WHAT IS NEEDED: Each line that holds the word "пункта" counts once; report the total and nothing else.

....

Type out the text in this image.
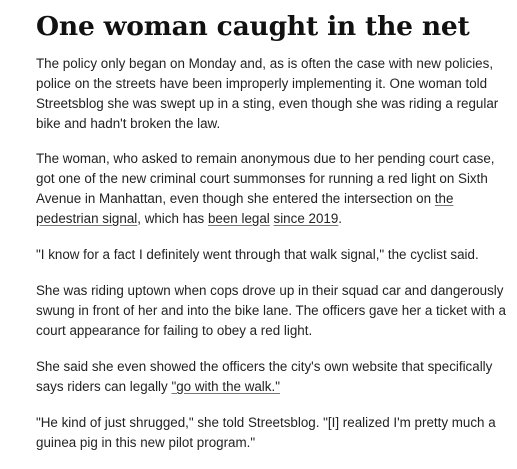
One woman caught in the net

The policy only began on Monday and, as is often the case with new policies, police on the streets have been improperly implementing it. One woman told Streetsblog she was swept up in a sting, even though she was riding a regular bike and hadn't broken the law.

The woman, who asked to remain anonymous due to her pending court case, got one of the new criminal court summonses for running a red light on Sixth Avenue in Manhattan, even though she entered the intersection on the pedestrian signal, which has been legal since 2019.

"I know for a fact I definitely went through that walk signal," the cyclist said.

She was riding uptown when cops drove up in their squad car and dangerously swung in front of her and into the bike lane. The officers gave her a ticket with a court appearance for failing to obey a red light.

She said she even showed the officers the city's own website that specifically says riders can legally "go with the walk."

"He kind of just shrugged," she told Streetsblog. "[I] realized I'm pretty much a guinea pig in this new pilot program."
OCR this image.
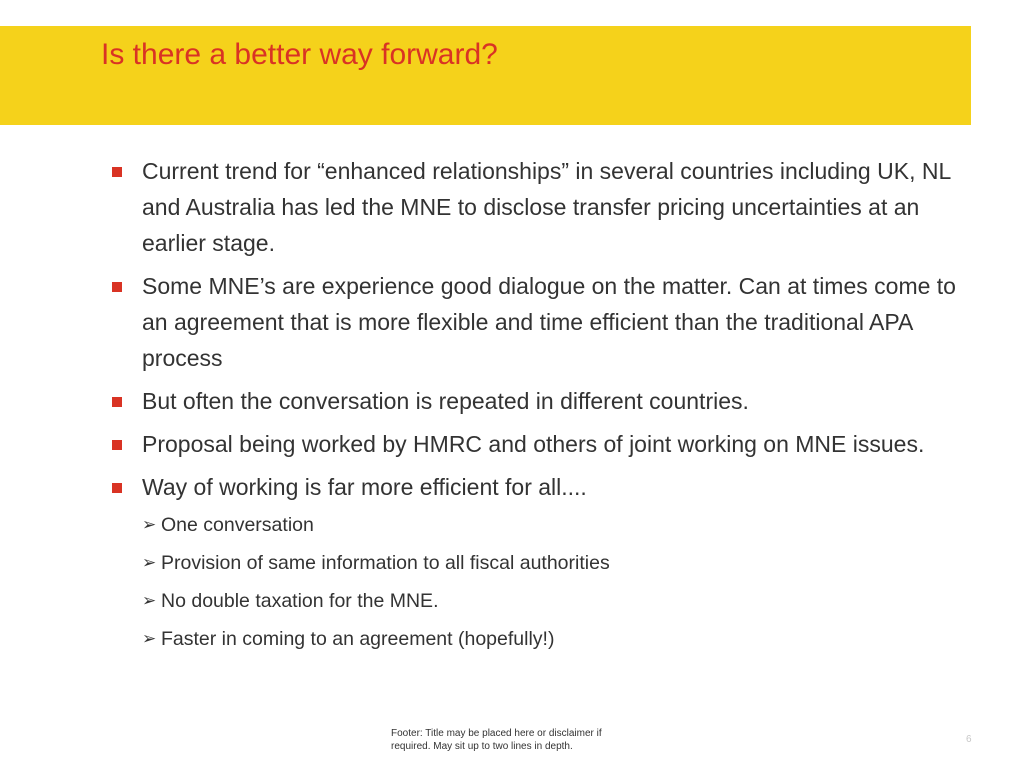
Is there a better way forward?
Current trend for “enhanced relationships” in several countries including UK, NL and Australia has led the MNE to disclose transfer pricing uncertainties at an earlier stage.
Some MNE’s are experience good dialogue on the matter. Can at times come to an agreement that is more flexible and time efficient than the traditional APA process
But often the conversation is repeated in different countries.
Proposal being worked by HMRC and others of joint working on MNE issues.
Way of working is far more efficient for all....
➢ One conversation
➢ Provision of same information to all fiscal authorities
➢ No double taxation for the MNE.
➢ Faster in coming to an agreement (hopefully!)
Footer: Title may be placed here or disclaimer if required. May sit up to two lines in depth.
6
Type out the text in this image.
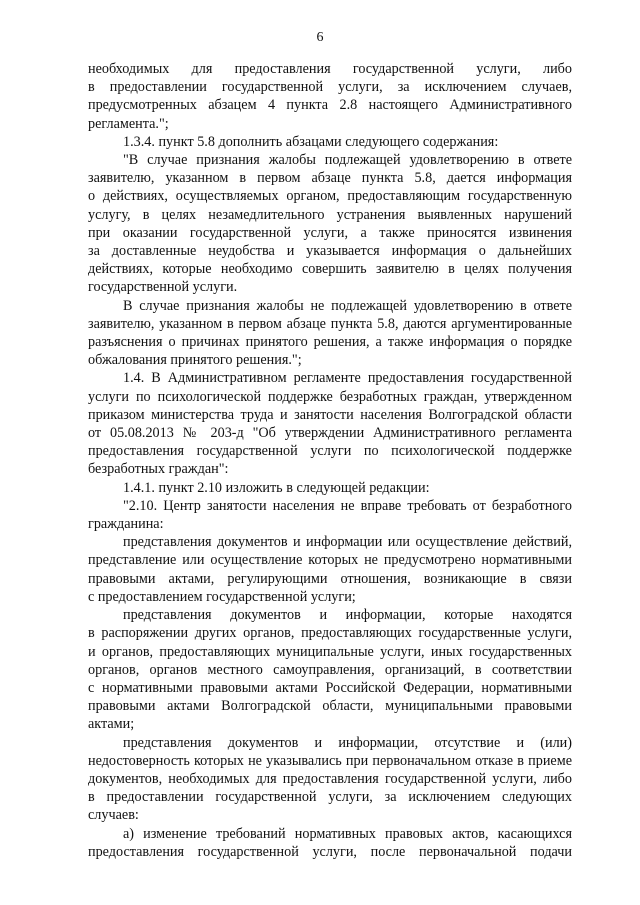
6

необходимых для предоставления государственной услуги, либо

в предоставлении государственной услуги, за исключением случаев,

предусмотренных абзацем 4 пункта 2.8 настоящего Административного

регламента.";

1.3.4. пункт 5.8 дополнить абзацами следующего содержания:

"В случае признания жалобы подлежащей удовлетворению в ответе

заявителю, указанном в первом абзаце пункта 5.8, дается информация

о действиях, осуществляемых органом, предоставляющим государственную

услугу, в целях незамедлительного устранения выявленных нарушений

при оказании государственной услуги, а также приносятся извинения

за доставленные неудобства и указывается информация о дальнейших

действиях, которые необходимо совершить заявителю в целях получения

государственной услуги.

В случае признания жалобы не подлежащей удовлетворению в ответе

заявителю, указанном в первом абзаце пункта 5.8, даются аргументированные

разъяснения о причинах принятого решения, а также информация о порядке

обжалования принятого решения.";

1.4. В Административном регламенте предоставления государственной

услуги по психологической поддержке безработных граждан, утвержденном

приказом министерства труда и занятости населения Волгоградской области

от 05.08.2013 № 203-д "Об утверждении Административного регламента

предоставления государственной услуги по психологической поддержке

безработных граждан":

1.4.1. пункт 2.10 изложить в следующей редакции:

"2.10. Центр занятости населения не вправе требовать от безработного

гражданина:

представления документов и информации или осуществление действий,

представление или осуществление которых не предусмотрено нормативными

правовыми актами, регулирующими отношения, возникающие в связи

с предоставлением государственной услуги;

представления документов и информации, которые находятся

в распоряжении других органов, предоставляющих государственные услуги,

и органов, предоставляющих муниципальные услуги, иных государственных

органов, органов местного самоуправления, организаций, в соответствии

с нормативными правовыми актами Российской Федерации, нормативными

правовыми актами Волгоградской области, муниципальными правовыми

актами;

представления документов и информации, отсутствие и (или)

недостоверность которых не указывались при первоначальном отказе в приеме

документов, необходимых для предоставления государственной услуги, либо

в предоставлении государственной услуги, за исключением следующих

случаев:

а) изменение требований нормативных правовых актов, касающихся

предоставления государственной услуги, после первоначальной подачи
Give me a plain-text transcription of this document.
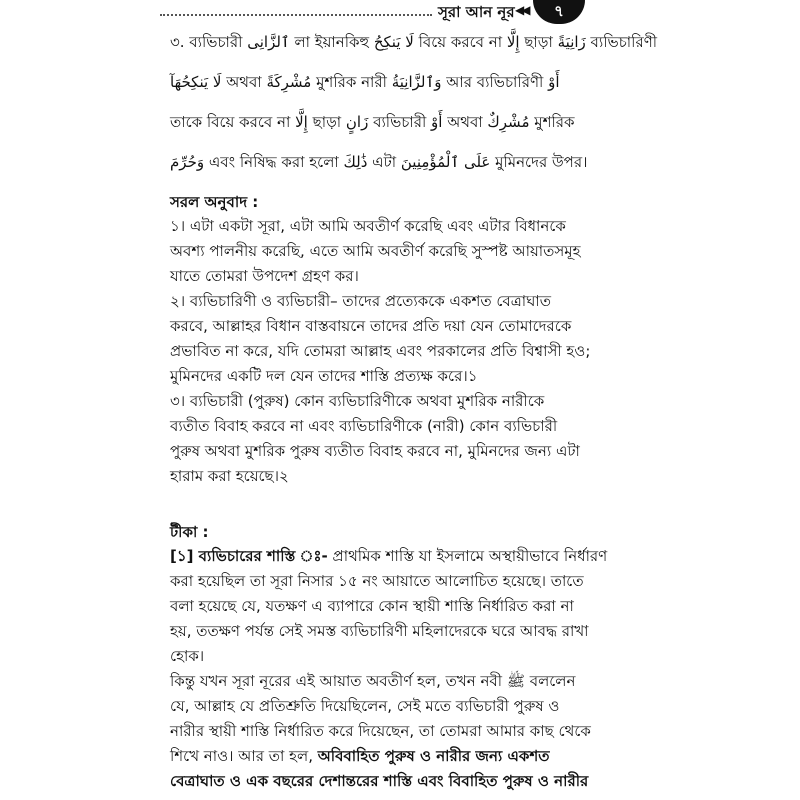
সূরা আন নূর ◀◀	৭
৩. ব্যভিচারী ٱلزَّانِى লা ইয়ানকিহু لَا يَنكِحُ বিয়ে করবে না إِلَّا ছাড়া زَانِيَةً ব্যভিচারিণী
لَا يَنكِحُهَآ অথবা مُشْرِكَةً মুশরিক নারী وَٱلزَّانِيَةُ আর ব্যভিচারিণী أَوْ
তাকে বিয়ে করবে না إِلَّا ছাড়া زَانٍ ব্যভিচারী أَوْ অথবা مُشْرِكٌ মুশরিক
وَحُرِّمَ এবং নিষিদ্ধ করা হলো ذَٰلِكَ এটা عَلَى ٱلْمُؤْمِنِينَ মুমিনদের উপর।
সরল অনুবাদ :
১। এটা একটা সূরা, এটা আমি অবতীর্ণ করেছি এবং এটার বিধানকে
অবশ্য পালনীয় করেছি, এতে আমি অবতীর্ণ করেছি সুস্পষ্ট আয়াতসমূহ
যাতে তোমরা উপদেশ গ্রহণ কর।
২। ব্যভিচারিণী ও ব্যভিচারী– তাদের প্রত্যেককে একশত বেত্রাঘাত
করবে, আল্লাহর বিধান বাস্তবায়নে তাদের প্রতি দয়া যেন তোমাদেরকে
প্রভাবিত না করে, যদি তোমরা আল্লাহ এবং পরকালের প্রতি বিশ্বাসী হও;
মুমিনদের একটি দল যেন তাদের শাস্তি প্রত্যক্ষ করে।১
৩। ব্যভিচারী (পুরুষ) কোন ব্যভিচারিণীকে অথবা মুশরিক নারীকে
ব্যতীত বিবাহ করবে না এবং ব্যভিচারিণীকে (নারী) কোন ব্যভিচারী
পুরুষ অথবা মুশরিক পুরুষ ব্যতীত বিবাহ করবে না, মুমিনদের জন্য এটা
হারাম করা হয়েছে।২
টীকা :
[১] ব্যভিচারের শাস্তি ঃ- প্রাথমিক শাস্তি যা ইসলামে অস্থায়ীভাবে নির্ধারণ
করা হয়েছিল তা সূরা নিসার ১৫ নং আয়াতে আলোচিত হয়েছে। তাতে
বলা হয়েছে যে, যতক্ষণ এ ব্যাপারে কোন স্থায়ী শাস্তি নির্ধারিত করা না
হয়, ততক্ষণ পর্যন্ত সেই সমস্ত ব্যভিচারিণী মহিলাদেরকে ঘরে আবদ্ধ রাখা
হোক।
কিন্তু যখন সূরা নূরের এই আয়াত অবতীর্ণ হল, তখন নবী ﷺ বললেন
যে, আল্লাহ যে প্রতিশ্রুতি দিয়েছিলেন, সেই মতে ব্যভিচারী পুরুষ ও
নারীর স্থায়ী শাস্তি নির্ধারিত করে দিয়েছেন, তা তোমরা আমার কাছ থেকে
শিখে নাও। আর তা হল, অবিবাহিত পুরুষ ও নারীর জন্য একশত
বেত্রাঘাত ও এক বছরের দেশান্তরের শাস্তি এবং বিবাহিত পুরুষ ও নারীর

....

RESPONSE: 3